• [Task brief] Repeat every line of the listing below exactly, minus the pictures.

BEGIN Records for the task

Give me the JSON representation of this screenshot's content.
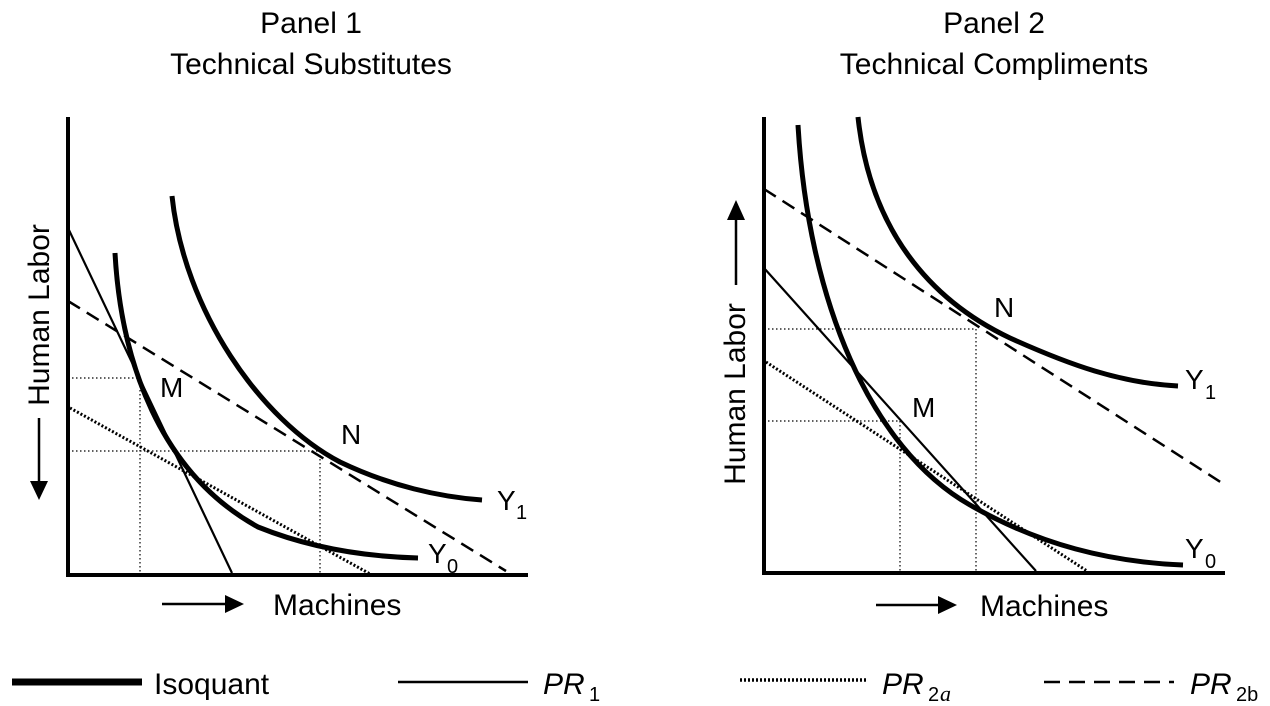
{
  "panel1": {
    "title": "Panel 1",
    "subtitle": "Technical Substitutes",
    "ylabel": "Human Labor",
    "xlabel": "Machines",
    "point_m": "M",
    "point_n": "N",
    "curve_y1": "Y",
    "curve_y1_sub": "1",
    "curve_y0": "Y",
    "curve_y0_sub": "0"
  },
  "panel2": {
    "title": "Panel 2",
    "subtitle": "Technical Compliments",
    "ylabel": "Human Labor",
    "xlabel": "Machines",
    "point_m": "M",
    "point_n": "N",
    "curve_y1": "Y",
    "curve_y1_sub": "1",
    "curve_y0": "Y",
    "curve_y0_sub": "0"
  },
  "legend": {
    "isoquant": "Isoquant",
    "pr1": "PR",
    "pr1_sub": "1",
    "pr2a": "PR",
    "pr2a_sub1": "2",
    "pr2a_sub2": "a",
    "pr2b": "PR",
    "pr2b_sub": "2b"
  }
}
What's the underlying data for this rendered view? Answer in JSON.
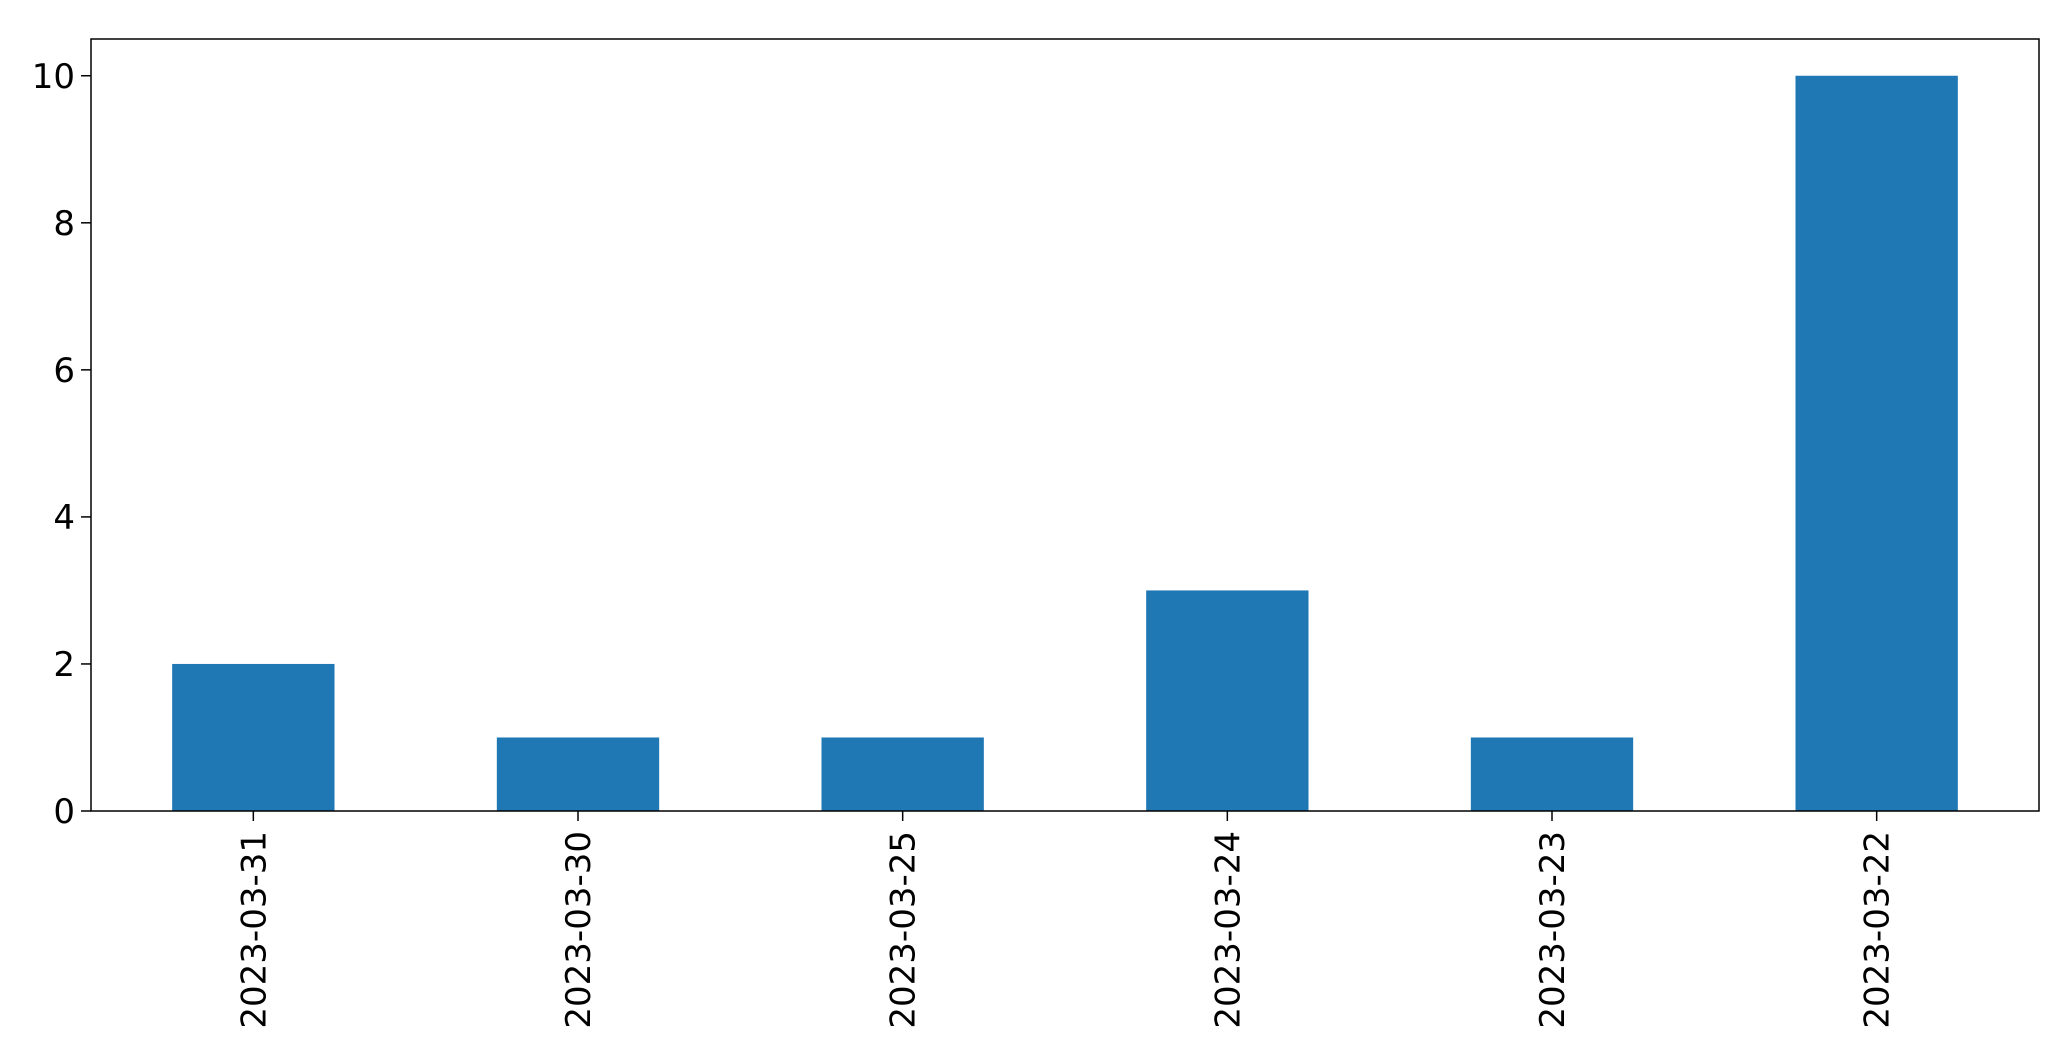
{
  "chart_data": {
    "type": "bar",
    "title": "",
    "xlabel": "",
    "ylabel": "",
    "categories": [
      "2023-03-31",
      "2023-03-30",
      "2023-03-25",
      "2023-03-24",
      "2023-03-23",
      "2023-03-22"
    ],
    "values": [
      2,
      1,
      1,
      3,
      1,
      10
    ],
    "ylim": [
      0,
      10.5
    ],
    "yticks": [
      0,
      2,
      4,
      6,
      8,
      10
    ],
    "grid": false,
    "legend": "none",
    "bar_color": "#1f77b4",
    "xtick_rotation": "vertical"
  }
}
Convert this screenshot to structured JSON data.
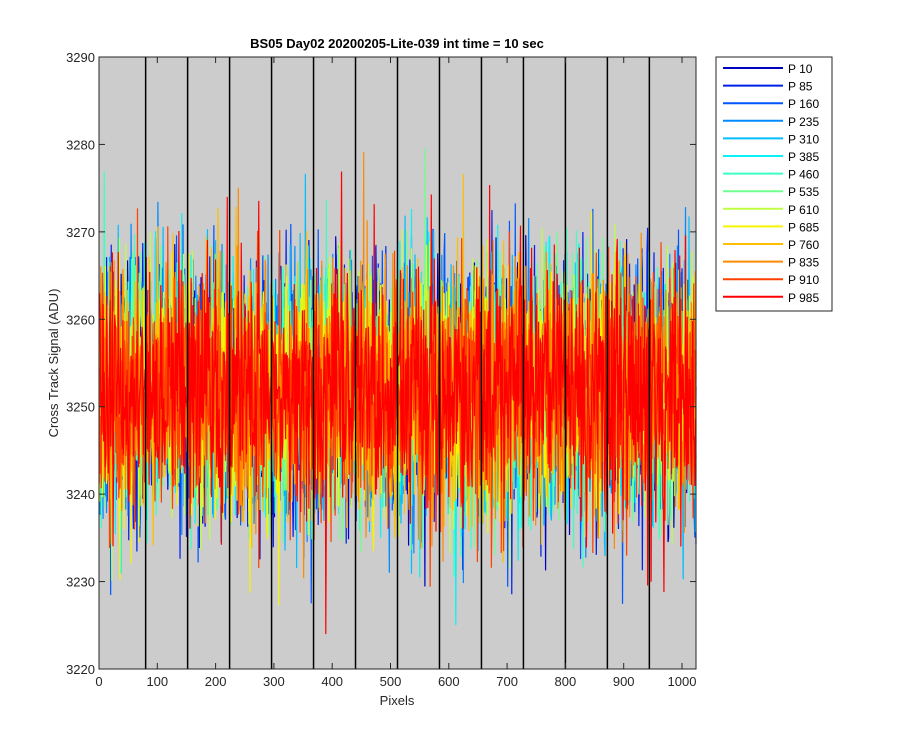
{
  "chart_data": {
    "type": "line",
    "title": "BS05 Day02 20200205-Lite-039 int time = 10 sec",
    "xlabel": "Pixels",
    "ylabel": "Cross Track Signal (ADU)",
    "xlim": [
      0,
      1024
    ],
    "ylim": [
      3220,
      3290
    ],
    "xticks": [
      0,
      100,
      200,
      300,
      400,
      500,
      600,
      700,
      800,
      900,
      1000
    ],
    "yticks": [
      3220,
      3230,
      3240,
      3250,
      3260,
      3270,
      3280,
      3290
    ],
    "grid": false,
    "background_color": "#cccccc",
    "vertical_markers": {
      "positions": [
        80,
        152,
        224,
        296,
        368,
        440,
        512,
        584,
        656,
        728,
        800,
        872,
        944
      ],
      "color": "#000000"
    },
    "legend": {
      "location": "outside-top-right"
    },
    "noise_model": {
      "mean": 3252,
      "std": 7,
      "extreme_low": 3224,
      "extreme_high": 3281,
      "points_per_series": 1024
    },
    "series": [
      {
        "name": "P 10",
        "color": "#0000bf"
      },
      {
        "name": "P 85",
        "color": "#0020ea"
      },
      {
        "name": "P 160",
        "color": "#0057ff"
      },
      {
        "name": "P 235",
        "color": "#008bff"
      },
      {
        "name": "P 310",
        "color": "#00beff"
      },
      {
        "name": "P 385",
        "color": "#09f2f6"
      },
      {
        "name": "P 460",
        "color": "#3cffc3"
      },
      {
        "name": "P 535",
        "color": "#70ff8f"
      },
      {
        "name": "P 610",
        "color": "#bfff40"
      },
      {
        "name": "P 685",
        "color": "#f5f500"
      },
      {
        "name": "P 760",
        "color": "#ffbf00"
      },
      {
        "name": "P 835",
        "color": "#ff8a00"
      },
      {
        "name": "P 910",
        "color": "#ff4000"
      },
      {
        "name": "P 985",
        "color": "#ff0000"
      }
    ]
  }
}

END Records for the task

• [Final result]
Give me the JSON representation of this screenshot's content.
{
  "panel1": {
    "title": "Panel 1",
    "subtitle": "Technical Substitutes",
    "ylabel": "Human Labor",
    "xlabel": "Machines",
    "point_m": "M",
    "point_n": "N",
    "curve_y1": "Y",
    "curve_y1_sub": "1",
    "curve_y0": "Y",
    "curve_y0_sub": "0"
  },
  "panel2": {
    "title": "Panel 2",
    "subtitle": "Technical Compliments",
    "ylabel": "Human Labor",
    "xlabel": "Machines",
    "point_m": "M",
    "point_n": "N",
    "curve_y1": "Y",
    "curve_y1_sub": "1",
    "curve_y0": "Y",
    "curve_y0_sub": "0"
  },
  "legend": {
    "isoquant": "Isoquant",
    "pr1": "PR",
    "pr1_sub": "1",
    "pr2a": "PR",
    "pr2a_sub1": "2",
    "pr2a_sub2": "a",
    "pr2b": "PR",
    "pr2b_sub": "2b"
  }
}
What's the underlying data for this rendered view? Answer in JSON.
{
  "chart_data": {
    "type": "bar",
    "title": "",
    "xlabel": "",
    "ylabel": "",
    "categories": [
      "2023-03-31",
      "2023-03-30",
      "2023-03-25",
      "2023-03-24",
      "2023-03-23",
      "2023-03-22"
    ],
    "values": [
      2,
      1,
      1,
      3,
      1,
      10
    ],
    "ylim": [
      0,
      10.5
    ],
    "yticks": [
      0,
      2,
      4,
      6,
      8,
      10
    ],
    "grid": false,
    "legend": "none",
    "bar_color": "#1f77b4",
    "xtick_rotation": "vertical"
  }
}
Convert this screenshot to structured JSON data.
{
  "chart_data": {
    "type": "line",
    "title": "BS05 Day02 20200205-Lite-039 int time = 10 sec",
    "xlabel": "Pixels",
    "ylabel": "Cross Track Signal (ADU)",
    "xlim": [
      0,
      1024
    ],
    "ylim": [
      3220,
      3290
    ],
    "xticks": [
      0,
      100,
      200,
      300,
      400,
      500,
      600,
      700,
      800,
      900,
      1000
    ],
    "yticks": [
      3220,
      3230,
      3240,
      3250,
      3260,
      3270,
      3280,
      3290
    ],
    "grid": false,
    "background_color": "#cccccc",
    "vertical_markers": {
      "positions": [
        80,
        152,
        224,
        296,
        368,
        440,
        512,
        584,
        656,
        728,
        800,
        872,
        944
      ],
      "color": "#000000"
    },
    "legend": {
      "location": "outside-top-right"
    },
    "noise_model": {
      "mean": 3252,
      "std": 7,
      "extreme_low": 3224,
      "extreme_high": 3281,
      "points_per_series": 1024
    },
    "series": [
      {
        "name": "P 10",
        "color": "#0000bf"
      },
      {
        "name": "P 85",
        "color": "#0020ea"
      },
      {
        "name": "P 160",
        "color": "#0057ff"
      },
      {
        "name": "P 235",
        "color": "#008bff"
      },
      {
        "name": "P 310",
        "color": "#00beff"
      },
      {
        "name": "P 385",
        "color": "#09f2f6"
      },
      {
        "name": "P 460",
        "color": "#3cffc3"
      },
      {
        "name": "P 535",
        "color": "#70ff8f"
      },
      {
        "name": "P 610",
        "color": "#bfff40"
      },
      {
        "name": "P 685",
        "color": "#f5f500"
      },
      {
        "name": "P 760",
        "color": "#ffbf00"
      },
      {
        "name": "P 835",
        "color": "#ff8a00"
      },
      {
        "name": "P 910",
        "color": "#ff4000"
      },
      {
        "name": "P 985",
        "color": "#ff0000"
      }
    ]
  }
}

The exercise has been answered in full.